> Work to complete
Note each line where "thought" appears, and copy it.

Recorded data
_ _ _ _

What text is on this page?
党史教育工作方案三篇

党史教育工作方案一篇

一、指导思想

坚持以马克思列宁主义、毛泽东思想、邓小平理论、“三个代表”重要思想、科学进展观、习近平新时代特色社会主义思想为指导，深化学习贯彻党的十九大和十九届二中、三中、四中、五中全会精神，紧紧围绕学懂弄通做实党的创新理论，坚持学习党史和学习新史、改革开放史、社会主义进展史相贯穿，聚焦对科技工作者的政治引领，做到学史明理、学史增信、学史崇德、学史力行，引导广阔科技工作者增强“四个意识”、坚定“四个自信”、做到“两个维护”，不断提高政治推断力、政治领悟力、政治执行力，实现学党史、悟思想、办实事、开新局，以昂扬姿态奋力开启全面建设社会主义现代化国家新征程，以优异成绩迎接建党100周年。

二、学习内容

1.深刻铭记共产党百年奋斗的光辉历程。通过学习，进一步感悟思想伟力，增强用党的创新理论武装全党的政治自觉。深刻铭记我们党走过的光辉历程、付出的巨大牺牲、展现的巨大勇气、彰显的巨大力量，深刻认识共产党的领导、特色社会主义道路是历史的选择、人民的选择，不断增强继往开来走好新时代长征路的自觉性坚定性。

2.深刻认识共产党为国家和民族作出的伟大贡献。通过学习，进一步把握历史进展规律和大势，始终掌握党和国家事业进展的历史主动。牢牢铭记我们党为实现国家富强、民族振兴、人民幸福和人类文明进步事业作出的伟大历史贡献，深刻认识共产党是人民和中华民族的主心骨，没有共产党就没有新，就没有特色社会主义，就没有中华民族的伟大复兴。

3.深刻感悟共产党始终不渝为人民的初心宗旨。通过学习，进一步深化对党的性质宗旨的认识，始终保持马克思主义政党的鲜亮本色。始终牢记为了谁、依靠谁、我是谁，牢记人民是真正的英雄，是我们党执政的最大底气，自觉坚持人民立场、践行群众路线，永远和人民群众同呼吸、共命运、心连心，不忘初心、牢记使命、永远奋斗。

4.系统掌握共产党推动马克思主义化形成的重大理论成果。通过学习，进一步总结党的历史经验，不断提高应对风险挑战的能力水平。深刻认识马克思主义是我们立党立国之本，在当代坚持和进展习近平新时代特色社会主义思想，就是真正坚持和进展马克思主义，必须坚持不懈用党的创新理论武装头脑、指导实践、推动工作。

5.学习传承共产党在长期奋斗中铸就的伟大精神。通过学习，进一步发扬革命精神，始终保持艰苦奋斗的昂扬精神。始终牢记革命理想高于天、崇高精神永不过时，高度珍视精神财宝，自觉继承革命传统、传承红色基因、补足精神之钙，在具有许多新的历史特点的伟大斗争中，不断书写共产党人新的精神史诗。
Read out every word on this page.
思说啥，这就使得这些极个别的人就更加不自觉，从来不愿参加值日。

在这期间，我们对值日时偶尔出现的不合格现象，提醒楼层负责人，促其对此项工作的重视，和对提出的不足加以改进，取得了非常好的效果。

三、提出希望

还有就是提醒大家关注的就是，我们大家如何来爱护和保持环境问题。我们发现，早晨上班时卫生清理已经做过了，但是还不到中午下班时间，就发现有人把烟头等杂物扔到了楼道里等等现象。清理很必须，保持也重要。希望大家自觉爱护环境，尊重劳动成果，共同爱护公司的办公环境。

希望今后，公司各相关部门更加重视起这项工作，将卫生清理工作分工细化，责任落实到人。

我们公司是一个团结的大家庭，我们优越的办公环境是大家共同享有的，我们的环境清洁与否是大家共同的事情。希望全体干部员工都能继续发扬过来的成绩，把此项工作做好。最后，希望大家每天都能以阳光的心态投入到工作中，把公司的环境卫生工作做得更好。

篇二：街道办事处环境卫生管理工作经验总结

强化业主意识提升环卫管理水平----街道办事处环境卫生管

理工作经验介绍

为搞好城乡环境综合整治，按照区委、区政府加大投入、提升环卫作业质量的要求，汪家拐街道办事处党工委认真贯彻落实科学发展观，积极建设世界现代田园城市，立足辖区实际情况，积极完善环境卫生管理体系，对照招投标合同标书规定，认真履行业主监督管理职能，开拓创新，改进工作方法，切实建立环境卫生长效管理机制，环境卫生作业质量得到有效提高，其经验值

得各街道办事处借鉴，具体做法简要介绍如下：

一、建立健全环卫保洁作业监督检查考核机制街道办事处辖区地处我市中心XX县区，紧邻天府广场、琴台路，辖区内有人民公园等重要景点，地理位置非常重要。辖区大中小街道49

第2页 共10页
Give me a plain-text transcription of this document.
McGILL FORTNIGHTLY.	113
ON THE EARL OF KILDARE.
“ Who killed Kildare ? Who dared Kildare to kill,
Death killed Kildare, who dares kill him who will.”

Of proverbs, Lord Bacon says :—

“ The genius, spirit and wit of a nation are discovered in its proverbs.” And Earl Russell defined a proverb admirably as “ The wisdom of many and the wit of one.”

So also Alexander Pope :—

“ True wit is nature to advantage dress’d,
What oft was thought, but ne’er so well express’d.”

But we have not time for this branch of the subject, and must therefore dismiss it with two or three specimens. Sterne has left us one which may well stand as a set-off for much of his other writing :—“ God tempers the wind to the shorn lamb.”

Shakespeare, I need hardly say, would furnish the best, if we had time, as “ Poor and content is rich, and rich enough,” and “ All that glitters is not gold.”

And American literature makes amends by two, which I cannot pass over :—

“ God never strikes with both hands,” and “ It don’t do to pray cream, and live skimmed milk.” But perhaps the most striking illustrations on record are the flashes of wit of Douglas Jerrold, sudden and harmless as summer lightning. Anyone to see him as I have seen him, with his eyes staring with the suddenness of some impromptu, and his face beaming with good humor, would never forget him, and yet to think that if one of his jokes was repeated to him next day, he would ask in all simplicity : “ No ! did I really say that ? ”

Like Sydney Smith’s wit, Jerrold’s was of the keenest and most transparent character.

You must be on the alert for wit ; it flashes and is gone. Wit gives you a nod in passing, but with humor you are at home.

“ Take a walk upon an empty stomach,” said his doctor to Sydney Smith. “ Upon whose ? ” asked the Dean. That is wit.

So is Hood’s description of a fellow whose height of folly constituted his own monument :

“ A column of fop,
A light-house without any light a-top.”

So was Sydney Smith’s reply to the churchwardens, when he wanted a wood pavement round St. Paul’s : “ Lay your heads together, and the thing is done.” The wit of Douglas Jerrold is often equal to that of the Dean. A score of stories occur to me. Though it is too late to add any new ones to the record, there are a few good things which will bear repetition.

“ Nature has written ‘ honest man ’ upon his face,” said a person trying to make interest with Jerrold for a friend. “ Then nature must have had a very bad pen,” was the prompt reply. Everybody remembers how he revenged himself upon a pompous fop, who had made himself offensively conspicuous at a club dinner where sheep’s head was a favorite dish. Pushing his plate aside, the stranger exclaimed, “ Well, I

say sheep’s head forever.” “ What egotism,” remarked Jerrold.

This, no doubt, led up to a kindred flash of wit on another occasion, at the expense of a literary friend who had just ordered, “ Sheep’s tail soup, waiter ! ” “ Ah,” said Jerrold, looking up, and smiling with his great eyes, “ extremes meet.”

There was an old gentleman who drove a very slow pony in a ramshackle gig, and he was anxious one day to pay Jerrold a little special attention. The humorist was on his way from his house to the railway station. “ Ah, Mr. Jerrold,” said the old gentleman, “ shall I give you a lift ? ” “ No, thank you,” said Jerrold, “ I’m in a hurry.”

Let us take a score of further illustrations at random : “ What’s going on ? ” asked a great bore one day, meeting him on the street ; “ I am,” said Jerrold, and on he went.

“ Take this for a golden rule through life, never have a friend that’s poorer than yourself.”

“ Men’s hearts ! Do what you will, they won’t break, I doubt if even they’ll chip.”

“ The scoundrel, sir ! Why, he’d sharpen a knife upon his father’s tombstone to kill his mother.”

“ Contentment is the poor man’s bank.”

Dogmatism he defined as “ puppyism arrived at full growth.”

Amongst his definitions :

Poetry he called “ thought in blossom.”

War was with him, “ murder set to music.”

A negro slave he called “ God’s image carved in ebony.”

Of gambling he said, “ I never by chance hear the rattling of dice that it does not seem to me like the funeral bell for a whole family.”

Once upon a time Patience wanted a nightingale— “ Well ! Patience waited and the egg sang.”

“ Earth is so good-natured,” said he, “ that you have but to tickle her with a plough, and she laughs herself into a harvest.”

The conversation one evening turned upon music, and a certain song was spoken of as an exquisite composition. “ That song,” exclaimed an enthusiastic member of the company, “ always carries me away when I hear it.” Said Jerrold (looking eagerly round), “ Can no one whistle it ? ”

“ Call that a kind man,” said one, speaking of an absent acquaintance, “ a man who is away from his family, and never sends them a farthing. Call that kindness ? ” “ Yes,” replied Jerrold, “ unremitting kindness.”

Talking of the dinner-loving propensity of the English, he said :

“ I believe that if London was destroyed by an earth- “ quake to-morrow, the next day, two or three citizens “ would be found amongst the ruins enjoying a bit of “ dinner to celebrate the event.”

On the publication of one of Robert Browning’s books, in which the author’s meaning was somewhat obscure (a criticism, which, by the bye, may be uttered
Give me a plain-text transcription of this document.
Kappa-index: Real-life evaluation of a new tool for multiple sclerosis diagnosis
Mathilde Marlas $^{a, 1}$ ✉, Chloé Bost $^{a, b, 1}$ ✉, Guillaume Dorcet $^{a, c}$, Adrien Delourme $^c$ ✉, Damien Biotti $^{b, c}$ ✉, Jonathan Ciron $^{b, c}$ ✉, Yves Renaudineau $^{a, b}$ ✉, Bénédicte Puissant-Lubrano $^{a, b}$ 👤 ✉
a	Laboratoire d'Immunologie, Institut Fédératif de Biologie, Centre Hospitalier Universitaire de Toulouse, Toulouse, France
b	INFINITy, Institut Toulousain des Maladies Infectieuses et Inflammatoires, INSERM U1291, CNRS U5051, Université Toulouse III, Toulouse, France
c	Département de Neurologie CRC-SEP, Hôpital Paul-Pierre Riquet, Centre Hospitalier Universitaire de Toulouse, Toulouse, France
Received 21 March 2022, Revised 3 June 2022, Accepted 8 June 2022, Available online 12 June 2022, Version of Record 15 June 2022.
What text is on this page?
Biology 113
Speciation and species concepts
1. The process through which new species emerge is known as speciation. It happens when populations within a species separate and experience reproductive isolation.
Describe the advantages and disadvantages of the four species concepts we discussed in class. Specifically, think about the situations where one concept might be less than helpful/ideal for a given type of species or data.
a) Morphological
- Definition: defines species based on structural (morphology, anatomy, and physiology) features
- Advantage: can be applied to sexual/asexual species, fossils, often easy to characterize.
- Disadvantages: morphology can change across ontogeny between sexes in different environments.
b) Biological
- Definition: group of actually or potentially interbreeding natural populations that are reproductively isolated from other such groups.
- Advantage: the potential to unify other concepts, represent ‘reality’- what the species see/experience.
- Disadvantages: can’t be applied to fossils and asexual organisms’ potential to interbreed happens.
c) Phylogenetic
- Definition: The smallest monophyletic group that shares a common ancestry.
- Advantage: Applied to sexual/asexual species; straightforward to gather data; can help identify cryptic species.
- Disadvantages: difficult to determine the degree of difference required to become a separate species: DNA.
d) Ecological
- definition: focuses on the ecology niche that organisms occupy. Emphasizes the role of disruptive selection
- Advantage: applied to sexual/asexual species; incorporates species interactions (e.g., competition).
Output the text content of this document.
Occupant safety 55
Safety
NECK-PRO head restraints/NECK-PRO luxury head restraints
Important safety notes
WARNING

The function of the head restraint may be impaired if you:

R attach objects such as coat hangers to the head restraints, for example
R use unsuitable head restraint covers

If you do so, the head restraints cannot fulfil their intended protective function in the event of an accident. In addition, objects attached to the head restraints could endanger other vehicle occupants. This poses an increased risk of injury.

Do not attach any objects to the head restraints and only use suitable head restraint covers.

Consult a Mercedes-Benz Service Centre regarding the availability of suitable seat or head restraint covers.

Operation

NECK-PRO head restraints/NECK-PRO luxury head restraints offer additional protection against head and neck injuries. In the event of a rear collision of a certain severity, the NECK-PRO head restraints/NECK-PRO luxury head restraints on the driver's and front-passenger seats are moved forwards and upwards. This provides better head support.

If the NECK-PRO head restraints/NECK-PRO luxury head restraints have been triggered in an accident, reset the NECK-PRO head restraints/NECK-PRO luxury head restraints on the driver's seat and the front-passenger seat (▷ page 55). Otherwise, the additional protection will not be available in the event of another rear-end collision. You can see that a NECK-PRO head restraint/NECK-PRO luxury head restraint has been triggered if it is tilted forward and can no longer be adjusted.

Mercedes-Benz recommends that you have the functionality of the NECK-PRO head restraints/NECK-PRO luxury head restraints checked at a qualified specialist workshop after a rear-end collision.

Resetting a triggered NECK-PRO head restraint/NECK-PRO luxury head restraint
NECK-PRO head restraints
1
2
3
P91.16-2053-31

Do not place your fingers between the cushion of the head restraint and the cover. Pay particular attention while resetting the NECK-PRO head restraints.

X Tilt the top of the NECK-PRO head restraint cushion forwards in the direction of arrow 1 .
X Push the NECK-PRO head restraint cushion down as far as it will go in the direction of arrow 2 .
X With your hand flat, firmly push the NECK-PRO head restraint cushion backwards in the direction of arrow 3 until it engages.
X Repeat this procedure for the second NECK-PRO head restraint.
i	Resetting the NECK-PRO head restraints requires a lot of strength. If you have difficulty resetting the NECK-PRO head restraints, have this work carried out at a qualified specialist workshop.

_ _ _ _

> Output for this task
What oft was thought, but ne’er so well express’d.”
Poetry he called “ thought in blossom.”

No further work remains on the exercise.